>> START Working data

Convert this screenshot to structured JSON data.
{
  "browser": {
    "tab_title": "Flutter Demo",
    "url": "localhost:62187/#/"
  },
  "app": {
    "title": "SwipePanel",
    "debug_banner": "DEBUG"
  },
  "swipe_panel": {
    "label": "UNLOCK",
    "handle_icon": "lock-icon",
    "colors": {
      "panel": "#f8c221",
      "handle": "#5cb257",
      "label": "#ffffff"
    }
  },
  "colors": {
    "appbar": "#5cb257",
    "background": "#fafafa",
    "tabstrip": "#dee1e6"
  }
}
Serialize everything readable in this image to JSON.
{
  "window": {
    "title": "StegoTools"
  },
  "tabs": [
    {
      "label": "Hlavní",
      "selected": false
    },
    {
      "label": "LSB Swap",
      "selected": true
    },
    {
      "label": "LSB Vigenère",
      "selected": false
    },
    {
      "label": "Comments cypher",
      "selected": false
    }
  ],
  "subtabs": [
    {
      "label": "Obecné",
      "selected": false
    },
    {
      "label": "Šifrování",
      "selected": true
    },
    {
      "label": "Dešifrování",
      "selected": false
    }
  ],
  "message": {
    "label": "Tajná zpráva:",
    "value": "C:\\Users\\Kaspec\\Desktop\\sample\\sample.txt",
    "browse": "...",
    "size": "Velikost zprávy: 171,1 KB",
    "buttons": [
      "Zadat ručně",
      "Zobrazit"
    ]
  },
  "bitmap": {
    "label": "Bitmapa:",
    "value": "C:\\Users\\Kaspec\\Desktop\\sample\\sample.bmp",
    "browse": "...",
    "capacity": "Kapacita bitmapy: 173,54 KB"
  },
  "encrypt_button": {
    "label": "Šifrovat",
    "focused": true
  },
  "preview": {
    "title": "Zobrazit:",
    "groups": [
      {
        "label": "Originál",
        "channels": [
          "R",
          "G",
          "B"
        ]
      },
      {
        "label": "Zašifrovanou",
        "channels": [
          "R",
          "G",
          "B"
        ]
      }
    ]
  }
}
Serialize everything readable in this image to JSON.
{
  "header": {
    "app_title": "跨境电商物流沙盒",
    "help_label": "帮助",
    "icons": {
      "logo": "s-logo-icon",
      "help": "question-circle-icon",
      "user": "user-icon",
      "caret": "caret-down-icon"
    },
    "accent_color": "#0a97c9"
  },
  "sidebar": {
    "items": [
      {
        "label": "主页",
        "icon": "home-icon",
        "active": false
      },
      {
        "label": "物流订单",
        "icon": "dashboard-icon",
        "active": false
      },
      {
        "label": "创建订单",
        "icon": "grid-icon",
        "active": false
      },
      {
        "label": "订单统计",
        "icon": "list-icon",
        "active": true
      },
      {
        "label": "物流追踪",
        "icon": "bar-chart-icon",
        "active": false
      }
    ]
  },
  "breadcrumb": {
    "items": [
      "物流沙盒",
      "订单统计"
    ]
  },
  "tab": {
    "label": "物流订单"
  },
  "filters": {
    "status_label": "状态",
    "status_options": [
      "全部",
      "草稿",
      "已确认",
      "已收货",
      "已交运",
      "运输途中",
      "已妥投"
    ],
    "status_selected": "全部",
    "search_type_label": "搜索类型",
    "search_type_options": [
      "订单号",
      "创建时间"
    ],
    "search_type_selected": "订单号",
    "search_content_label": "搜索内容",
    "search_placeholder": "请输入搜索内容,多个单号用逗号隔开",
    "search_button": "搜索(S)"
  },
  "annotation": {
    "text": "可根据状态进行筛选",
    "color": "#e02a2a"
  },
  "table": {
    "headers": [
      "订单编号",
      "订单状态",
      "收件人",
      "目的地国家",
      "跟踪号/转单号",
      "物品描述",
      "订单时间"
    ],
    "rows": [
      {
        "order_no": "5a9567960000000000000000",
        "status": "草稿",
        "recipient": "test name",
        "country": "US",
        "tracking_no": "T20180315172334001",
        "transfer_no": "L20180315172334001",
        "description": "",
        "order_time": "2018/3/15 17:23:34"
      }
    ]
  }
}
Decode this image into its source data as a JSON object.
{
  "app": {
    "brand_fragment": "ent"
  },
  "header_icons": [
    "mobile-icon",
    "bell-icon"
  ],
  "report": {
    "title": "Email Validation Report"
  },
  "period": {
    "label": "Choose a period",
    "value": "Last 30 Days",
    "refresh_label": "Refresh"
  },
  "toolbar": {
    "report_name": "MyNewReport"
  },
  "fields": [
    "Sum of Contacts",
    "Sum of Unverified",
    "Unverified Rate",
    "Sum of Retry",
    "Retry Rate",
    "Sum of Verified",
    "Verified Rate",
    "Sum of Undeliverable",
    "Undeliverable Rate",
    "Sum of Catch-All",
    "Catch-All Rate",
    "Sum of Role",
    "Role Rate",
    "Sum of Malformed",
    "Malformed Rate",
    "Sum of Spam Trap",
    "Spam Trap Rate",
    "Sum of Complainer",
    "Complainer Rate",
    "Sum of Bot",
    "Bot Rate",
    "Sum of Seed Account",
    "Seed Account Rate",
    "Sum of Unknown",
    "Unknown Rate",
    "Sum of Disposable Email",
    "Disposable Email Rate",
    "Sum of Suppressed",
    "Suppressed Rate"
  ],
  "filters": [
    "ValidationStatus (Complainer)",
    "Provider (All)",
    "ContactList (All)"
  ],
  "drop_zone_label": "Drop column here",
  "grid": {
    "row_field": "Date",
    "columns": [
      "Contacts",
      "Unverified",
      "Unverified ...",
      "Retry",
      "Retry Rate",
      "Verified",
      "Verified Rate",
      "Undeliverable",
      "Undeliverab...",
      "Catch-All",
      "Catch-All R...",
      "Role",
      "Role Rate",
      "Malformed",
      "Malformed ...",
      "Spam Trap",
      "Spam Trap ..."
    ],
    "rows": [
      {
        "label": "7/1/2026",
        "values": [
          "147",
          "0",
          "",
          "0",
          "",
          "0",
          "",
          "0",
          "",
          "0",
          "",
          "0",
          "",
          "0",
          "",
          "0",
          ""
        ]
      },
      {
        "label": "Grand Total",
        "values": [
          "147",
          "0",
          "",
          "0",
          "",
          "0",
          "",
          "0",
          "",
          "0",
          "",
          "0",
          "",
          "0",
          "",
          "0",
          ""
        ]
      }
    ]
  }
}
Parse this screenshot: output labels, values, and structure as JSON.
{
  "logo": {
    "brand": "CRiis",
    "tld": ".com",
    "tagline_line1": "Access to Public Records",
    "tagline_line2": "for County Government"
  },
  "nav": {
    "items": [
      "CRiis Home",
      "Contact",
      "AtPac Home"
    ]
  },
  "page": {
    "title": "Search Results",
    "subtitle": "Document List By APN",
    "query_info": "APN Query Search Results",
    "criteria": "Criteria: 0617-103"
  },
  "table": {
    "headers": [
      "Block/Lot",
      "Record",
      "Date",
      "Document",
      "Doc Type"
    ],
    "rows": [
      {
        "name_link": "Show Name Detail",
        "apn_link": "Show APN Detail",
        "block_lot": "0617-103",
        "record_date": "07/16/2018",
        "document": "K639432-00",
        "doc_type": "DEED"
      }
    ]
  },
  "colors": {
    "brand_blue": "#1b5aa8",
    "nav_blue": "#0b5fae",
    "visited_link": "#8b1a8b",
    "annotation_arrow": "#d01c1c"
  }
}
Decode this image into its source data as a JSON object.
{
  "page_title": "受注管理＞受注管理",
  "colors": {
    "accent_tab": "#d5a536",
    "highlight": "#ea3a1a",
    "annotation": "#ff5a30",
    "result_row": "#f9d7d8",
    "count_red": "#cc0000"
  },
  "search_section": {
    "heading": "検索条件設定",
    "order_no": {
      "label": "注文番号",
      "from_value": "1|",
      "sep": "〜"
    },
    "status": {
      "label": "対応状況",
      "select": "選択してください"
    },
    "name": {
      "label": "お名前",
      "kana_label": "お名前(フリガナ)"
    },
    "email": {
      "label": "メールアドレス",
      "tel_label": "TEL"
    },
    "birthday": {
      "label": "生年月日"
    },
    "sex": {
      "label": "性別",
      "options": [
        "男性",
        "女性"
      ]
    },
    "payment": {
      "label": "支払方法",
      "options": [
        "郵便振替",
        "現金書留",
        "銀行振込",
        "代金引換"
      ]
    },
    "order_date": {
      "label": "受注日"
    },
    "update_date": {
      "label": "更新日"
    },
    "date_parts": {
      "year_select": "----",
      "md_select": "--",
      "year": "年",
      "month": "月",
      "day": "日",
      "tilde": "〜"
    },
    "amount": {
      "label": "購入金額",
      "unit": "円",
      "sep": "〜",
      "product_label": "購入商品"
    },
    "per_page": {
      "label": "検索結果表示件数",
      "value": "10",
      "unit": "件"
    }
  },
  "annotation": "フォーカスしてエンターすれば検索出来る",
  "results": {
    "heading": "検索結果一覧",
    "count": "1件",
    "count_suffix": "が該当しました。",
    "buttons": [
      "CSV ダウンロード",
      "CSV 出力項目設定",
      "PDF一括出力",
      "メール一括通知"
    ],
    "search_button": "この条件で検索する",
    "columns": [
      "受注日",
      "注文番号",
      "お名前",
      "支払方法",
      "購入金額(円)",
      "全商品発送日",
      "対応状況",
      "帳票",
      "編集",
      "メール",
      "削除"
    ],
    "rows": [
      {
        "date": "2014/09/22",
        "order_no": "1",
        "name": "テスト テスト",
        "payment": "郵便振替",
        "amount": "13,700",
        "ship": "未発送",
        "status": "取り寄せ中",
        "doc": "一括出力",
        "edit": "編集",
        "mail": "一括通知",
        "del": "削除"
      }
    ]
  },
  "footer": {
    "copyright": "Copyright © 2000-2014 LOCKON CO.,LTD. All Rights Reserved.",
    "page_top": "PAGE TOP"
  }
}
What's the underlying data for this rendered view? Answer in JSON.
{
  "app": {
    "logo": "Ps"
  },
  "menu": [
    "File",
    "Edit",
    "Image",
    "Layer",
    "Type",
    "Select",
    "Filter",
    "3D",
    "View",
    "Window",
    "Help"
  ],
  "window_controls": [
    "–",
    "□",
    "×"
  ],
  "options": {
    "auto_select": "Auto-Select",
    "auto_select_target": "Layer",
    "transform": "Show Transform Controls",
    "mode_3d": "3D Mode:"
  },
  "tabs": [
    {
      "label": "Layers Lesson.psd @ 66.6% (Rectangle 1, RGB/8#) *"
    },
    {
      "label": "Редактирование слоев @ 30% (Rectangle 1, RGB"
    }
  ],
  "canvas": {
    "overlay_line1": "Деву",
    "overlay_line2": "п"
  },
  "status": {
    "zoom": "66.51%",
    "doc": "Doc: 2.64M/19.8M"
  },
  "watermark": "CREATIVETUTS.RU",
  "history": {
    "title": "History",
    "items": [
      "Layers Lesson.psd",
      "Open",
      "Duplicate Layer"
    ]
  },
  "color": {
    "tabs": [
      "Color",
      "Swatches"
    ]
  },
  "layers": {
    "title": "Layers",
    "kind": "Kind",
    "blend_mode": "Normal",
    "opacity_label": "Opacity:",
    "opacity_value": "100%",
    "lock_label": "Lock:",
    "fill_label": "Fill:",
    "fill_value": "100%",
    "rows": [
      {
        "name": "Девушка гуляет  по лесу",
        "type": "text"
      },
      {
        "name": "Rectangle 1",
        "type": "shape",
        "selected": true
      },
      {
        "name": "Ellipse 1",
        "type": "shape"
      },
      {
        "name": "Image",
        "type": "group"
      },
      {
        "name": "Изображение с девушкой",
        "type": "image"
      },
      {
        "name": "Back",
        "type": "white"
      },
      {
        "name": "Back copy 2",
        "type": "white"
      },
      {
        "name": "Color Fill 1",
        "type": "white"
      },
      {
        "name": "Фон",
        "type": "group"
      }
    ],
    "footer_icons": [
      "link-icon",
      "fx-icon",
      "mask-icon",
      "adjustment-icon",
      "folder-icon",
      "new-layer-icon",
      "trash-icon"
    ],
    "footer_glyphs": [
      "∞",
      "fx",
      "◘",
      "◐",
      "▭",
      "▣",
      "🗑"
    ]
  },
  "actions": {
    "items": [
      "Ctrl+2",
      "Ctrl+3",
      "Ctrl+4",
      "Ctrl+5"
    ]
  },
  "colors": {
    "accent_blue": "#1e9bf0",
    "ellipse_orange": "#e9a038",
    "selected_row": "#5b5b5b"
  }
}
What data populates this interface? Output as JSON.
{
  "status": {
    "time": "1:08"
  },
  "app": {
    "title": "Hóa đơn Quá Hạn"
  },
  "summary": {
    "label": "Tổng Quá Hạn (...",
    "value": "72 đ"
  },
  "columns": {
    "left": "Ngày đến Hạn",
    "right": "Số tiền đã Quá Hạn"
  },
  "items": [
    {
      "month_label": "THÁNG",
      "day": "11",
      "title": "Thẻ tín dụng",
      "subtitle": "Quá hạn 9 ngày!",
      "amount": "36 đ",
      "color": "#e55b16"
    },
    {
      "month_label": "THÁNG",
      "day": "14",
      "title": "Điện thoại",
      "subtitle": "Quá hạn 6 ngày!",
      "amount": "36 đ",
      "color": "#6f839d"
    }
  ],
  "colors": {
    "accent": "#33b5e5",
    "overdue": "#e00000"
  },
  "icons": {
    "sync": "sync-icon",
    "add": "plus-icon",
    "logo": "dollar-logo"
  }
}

>> END Working data

- [Task requirements] Starting at the line that contains "What data populates", write out every line to the end of the entries, exactly as given.

- [Correct response]
What data populates this interface? Output as JSON.
{
  "status": {
    "time": "1:08"
  },
  "app": {
    "title": "Hóa đơn Quá Hạn"
  },
  "summary": {
    "label": "Tổng Quá Hạn (...",
    "value": "72 đ"
  },
  "columns": {
    "left": "Ngày đến Hạn",
    "right": "Số tiền đã Quá Hạn"
  },
  "items": [
    {
      "month_label": "THÁNG",
      "day": "11",
      "title": "Thẻ tín dụng",
      "subtitle": "Quá hạn 9 ngày!",
      "amount": "36 đ",
      "color": "#e55b16"
    },
    {
      "month_label": "THÁNG",
      "day": "14",
      "title": "Điện thoại",
      "subtitle": "Quá hạn 6 ngày!",
      "amount": "36 đ",
      "color": "#6f839d"
    }
  ],
  "colors": {
    "accent": "#33b5e5",
    "overdue": "#e00000"
  },
  "icons": {
    "sync": "sync-icon",
    "add": "plus-icon",
    "logo": "dollar-logo"
  }
}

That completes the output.